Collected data
* begin *
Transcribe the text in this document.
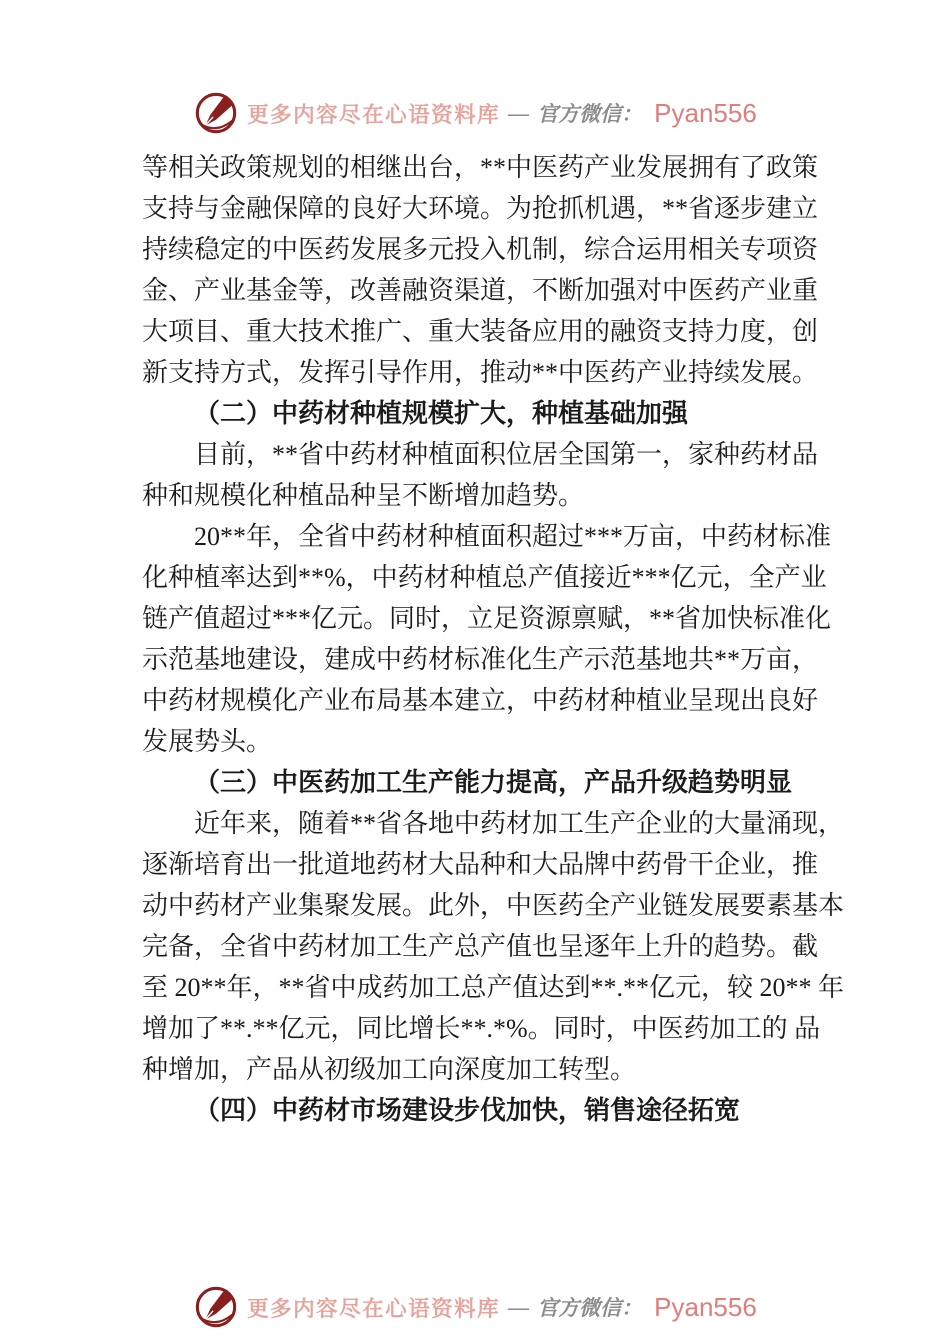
更多内容尽在心语资料库 — 官方微信： Pyan556
等相关政策规划的相继出台，**中医药产业发展拥有了政策
支持与金融保障的良好大环境。为抢抓机遇，**省逐步建立
持续稳定的中医药发展多元投入机制，综合运用相关专项资
金、产业基金等，改善融资渠道，不断加强对中医药产业重
大项目、重大技术推广、重大装备应用的融资支持力度，创
新支持方式，发挥引导作用，推动**中医药产业持续发展。
（二）中药材种植规模扩大，种植基础加强
目前，**省中药材种植面积位居全国第一，家种药材品
种和规模化种植品种呈不断增加趋势。
20**年，全省中药材种植面积超过***万亩，中药材标准
化种植率达到**%，中药材种植总产值接近***亿元，全产业
链产值超过***亿元。同时，立足资源禀赋，**省加快标准化
示范基地建设，建成中药材标准化生产示范基地共**万亩，
中药材规模化产业布局基本建立，中药材种植业呈现出良好
发展势头。
（三）中医药加工生产能力提高，产品升级趋势明显
近年来，随着**省各地中药材加工生产企业的大量涌现，
逐渐培育出一批道地药材大品种和大品牌中药骨干企业，推
动中药材产业集聚发展。此外，中医药全产业链发展要素基本
完备，全省中药材加工生产总产值也呈逐年上升的趋势。截
至 20**年，**省中成药加工总产值达到**.**亿元，较 20** 年
增加了**.**亿元，同比增长**.*%。同时，中医药加工的 品
种增加，产品从初级加工向深度加工转型。
（四）中药材市场建设步伐加快，销售途径拓宽
更多内容尽在心语资料库 — 官方微信： Pyan556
* end *
Written instruction ->
Reproduce the listing word for word and omit its pictures.

The solution ->
Transcribe the text in this document.
更多内容尽在心语资料库 — 官方微信： Pyan556
等相关政策规划的相继出台，**中医药产业发展拥有了政策
支持与金融保障的良好大环境。为抢抓机遇，**省逐步建立
持续稳定的中医药发展多元投入机制，综合运用相关专项资
金、产业基金等，改善融资渠道，不断加强对中医药产业重
大项目、重大技术推广、重大装备应用的融资支持力度，创
新支持方式，发挥引导作用，推动**中医药产业持续发展。
（二）中药材种植规模扩大，种植基础加强
目前，**省中药材种植面积位居全国第一，家种药材品
种和规模化种植品种呈不断增加趋势。
20**年，全省中药材种植面积超过***万亩，中药材标准
化种植率达到**%，中药材种植总产值接近***亿元，全产业
链产值超过***亿元。同时，立足资源禀赋，**省加快标准化
示范基地建设，建成中药材标准化生产示范基地共**万亩，
中药材规模化产业布局基本建立，中药材种植业呈现出良好
发展势头。
（三）中医药加工生产能力提高，产品升级趋势明显
近年来，随着**省各地中药材加工生产企业的大量涌现，
逐渐培育出一批道地药材大品种和大品牌中药骨干企业，推
动中药材产业集聚发展。此外，中医药全产业链发展要素基本
完备，全省中药材加工生产总产值也呈逐年上升的趋势。截
至 20**年，**省中成药加工总产值达到**.**亿元，较 20** 年
增加了**.**亿元，同比增长**.*%。同时，中医药加工的 品
种增加，产品从初级加工向深度加工转型。
（四）中药材市场建设步伐加快，销售途径拓宽
更多内容尽在心语资料库 — 官方微信： Pyan556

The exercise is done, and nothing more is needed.